> **Aim**: Determine how many lines in the entries below include "toon". The reply should be that number and nothing else.

> **Dataset content**:
□ □ □
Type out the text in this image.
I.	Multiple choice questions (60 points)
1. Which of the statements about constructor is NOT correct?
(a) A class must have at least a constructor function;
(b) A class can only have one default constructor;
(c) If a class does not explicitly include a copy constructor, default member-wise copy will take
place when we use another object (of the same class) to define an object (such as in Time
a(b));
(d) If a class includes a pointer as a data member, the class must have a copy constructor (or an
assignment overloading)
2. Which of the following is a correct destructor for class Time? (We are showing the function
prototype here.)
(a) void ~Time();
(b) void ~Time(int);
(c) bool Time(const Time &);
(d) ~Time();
□ □ □
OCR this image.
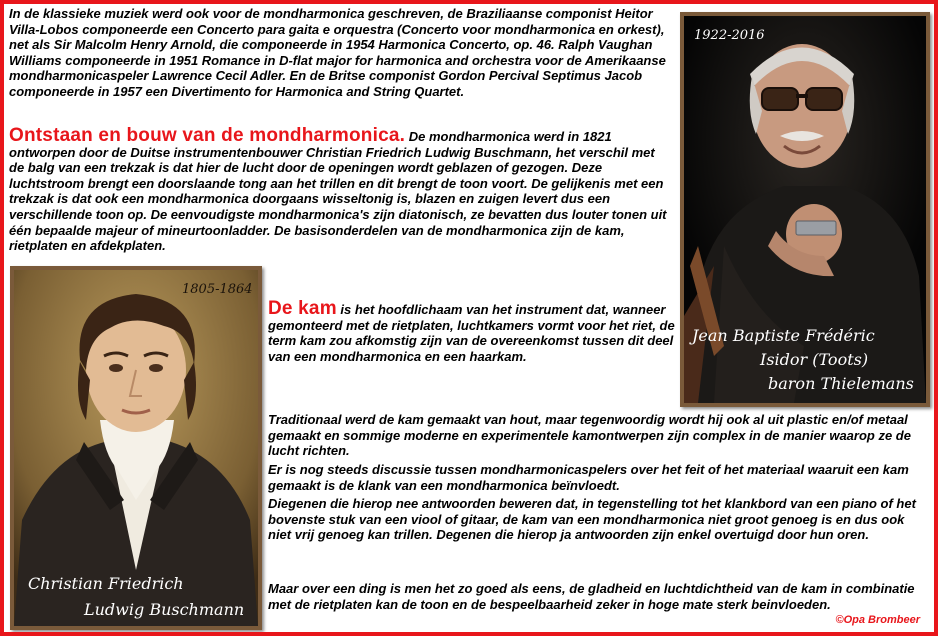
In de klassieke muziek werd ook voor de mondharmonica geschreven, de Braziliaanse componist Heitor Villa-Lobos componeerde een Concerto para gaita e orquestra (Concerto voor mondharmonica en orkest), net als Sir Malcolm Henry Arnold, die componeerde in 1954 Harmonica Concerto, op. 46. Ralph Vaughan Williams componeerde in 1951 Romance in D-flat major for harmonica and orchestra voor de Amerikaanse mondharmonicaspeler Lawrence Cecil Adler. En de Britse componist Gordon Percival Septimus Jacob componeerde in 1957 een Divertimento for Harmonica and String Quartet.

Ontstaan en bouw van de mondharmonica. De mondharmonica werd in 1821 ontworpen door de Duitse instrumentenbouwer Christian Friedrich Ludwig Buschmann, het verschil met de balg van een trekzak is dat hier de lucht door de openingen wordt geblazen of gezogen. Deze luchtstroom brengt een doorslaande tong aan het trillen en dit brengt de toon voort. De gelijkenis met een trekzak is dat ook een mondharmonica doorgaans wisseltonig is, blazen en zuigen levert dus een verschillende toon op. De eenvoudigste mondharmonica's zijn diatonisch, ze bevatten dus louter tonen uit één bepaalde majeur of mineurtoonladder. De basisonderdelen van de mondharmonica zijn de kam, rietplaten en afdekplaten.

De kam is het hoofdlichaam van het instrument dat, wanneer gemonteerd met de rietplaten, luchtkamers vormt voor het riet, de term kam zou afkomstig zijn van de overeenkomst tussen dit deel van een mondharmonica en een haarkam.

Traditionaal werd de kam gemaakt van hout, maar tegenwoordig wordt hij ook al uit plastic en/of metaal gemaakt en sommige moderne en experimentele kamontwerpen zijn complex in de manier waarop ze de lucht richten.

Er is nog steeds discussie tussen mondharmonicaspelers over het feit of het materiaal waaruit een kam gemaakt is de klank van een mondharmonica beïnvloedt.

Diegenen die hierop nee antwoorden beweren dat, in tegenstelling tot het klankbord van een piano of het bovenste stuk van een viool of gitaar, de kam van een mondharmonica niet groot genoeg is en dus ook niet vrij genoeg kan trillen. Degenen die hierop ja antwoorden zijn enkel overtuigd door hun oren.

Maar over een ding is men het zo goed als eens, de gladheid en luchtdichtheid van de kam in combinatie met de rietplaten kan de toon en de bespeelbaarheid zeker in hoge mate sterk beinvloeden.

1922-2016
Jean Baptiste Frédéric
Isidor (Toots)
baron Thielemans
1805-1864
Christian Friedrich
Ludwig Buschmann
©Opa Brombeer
□ □ □
> **Solution to this task**: 2